=== Directions ===
Strip the pictures and reproduce the rest of the listing exactly.

=== Task data ===
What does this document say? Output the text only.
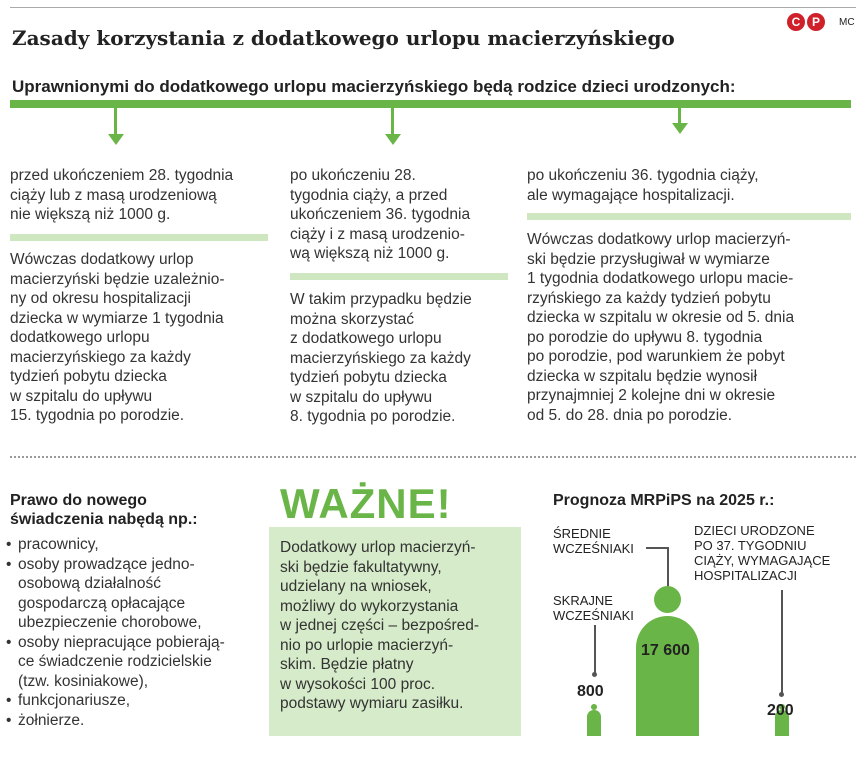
Zasady korzystania z dodatkowego urlopu macierzyńskiego
C P	MC
Uprawnionymi do dodatkowego urlopu macierzyńskiego będą rodzice dzieci urodzonych:

przed ukończeniem 28. tygodnia

ciąży lub z masą urodzeniową

nie większą niż 1000 g.

Wówczas dodatkowy urlop

macierzyński będzie uzależnio-

ny od okresu hospitalizacji

dziecka w wymiarze 1 tygodnia

dodatkowego urlopu

macierzyńskiego za każdy

tydzień pobytu dziecka

w szpitalu do upływu

15. tygodnia po porodzie.

po ukończeniu 28.

tygodnia ciąży, a przed

ukończeniem 36. tygodnia

ciąży i z masą urodzenio-

wą większą niż 1000 g.

W takim przypadku będzie

można skorzystać

z dodatkowego urlopu

macierzyńskiego za każdy

tydzień pobytu dziecka

w szpitalu do upływu

8. tygodnia po porodzie.

po ukończeniu 36. tygodnia ciąży,

ale wymagające hospitalizacji.

Wówczas dodatkowy urlop macierzyń-

ski będzie przysługiwał w wymiarze

1 tygodnia dodatkowego urlopu macie-

rzyńskiego za każdy tydzień pobytu

dziecka w szpitalu w okresie od 5. dnia

po porodzie do upływu 8. tygodnia

po porodzie, pod warunkiem że pobyt

dziecka w szpitalu będzie wynosił

przynajmniej 2 kolejne dni w okresie

od 5. do 28. dnia po porodzie.

Prawo do nowego
świadczenia nabędą np.:
• pracownicy,
• osoby prowadzące jedno-
osobową działalność
gospodarczą opłacające
ubezpieczenie chorobowe,
• osoby niepracujące pobierają-
ce świadczenie rodzicielskie
(tzw. kosiniakowe),
• funkcjonariusze,
• żołnierze.
WAŻNE!
Dodatkowy urlop macierzyń-
ski będzie fakultatywny,
udzielany na wniosek,
możliwy do wykorzystania
w jednej części – bezpośred-
nio po urlopie macierzyń-
skim. Będzie płatny
w wysokości 100 proc.
podstawy wymiaru zasiłku.
Prognoza MRPiPS na 2025 r.:
ŚREDNIE
WCZEŚNIAKI
SKRAJNE
WCZEŚNIAKI
DZIECI URODZONE
PO 37. TYGODNIU
CIĄŻY, WYMAGAJĄCE
HOSPITALIZACJI
800
17 600
200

=== Correct output ===
What does this document say? Output the text only.
Zasady korzystania z dodatkowego urlopu macierzyńskiego
C P	MC
Uprawnionymi do dodatkowego urlopu macierzyńskiego będą rodzice dzieci urodzonych:

przed ukończeniem 28. tygodnia

ciąży lub z masą urodzeniową

nie większą niż 1000 g.

Wówczas dodatkowy urlop

macierzyński będzie uzależnio-

ny od okresu hospitalizacji

dziecka w wymiarze 1 tygodnia

dodatkowego urlopu

macierzyńskiego za każdy

tydzień pobytu dziecka

w szpitalu do upływu

15. tygodnia po porodzie.

po ukończeniu 28.

tygodnia ciąży, a przed

ukończeniem 36. tygodnia

ciąży i z masą urodzenio-

wą większą niż 1000 g.

W takim przypadku będzie

można skorzystać

z dodatkowego urlopu

macierzyńskiego za każdy

tydzień pobytu dziecka

w szpitalu do upływu

8. tygodnia po porodzie.

po ukończeniu 36. tygodnia ciąży,

ale wymagające hospitalizacji.

Wówczas dodatkowy urlop macierzyń-

ski będzie przysługiwał w wymiarze

1 tygodnia dodatkowego urlopu macie-

rzyńskiego za każdy tydzień pobytu

dziecka w szpitalu w okresie od 5. dnia

po porodzie do upływu 8. tygodnia

po porodzie, pod warunkiem że pobyt

dziecka w szpitalu będzie wynosił

przynajmniej 2 kolejne dni w okresie

od 5. do 28. dnia po porodzie.

Prawo do nowego
świadczenia nabędą np.:
• pracownicy,
• osoby prowadzące jedno-
osobową działalność
gospodarczą opłacające
ubezpieczenie chorobowe,
• osoby niepracujące pobierają-
ce świadczenie rodzicielskie
(tzw. kosiniakowe),
• funkcjonariusze,
• żołnierze.
WAŻNE!
Dodatkowy urlop macierzyń-
ski będzie fakultatywny,
udzielany na wniosek,
możliwy do wykorzystania
w jednej części – bezpośred-
nio po urlopie macierzyń-
skim. Będzie płatny
w wysokości 100 proc.
podstawy wymiaru zasiłku.
Prognoza MRPiPS na 2025 r.:
ŚREDNIE
WCZEŚNIAKI
SKRAJNE
WCZEŚNIAKI
DZIECI URODZONE
PO 37. TYGODNIU
CIĄŻY, WYMAGAJĄCE
HOSPITALIZACJI
800
17 600
200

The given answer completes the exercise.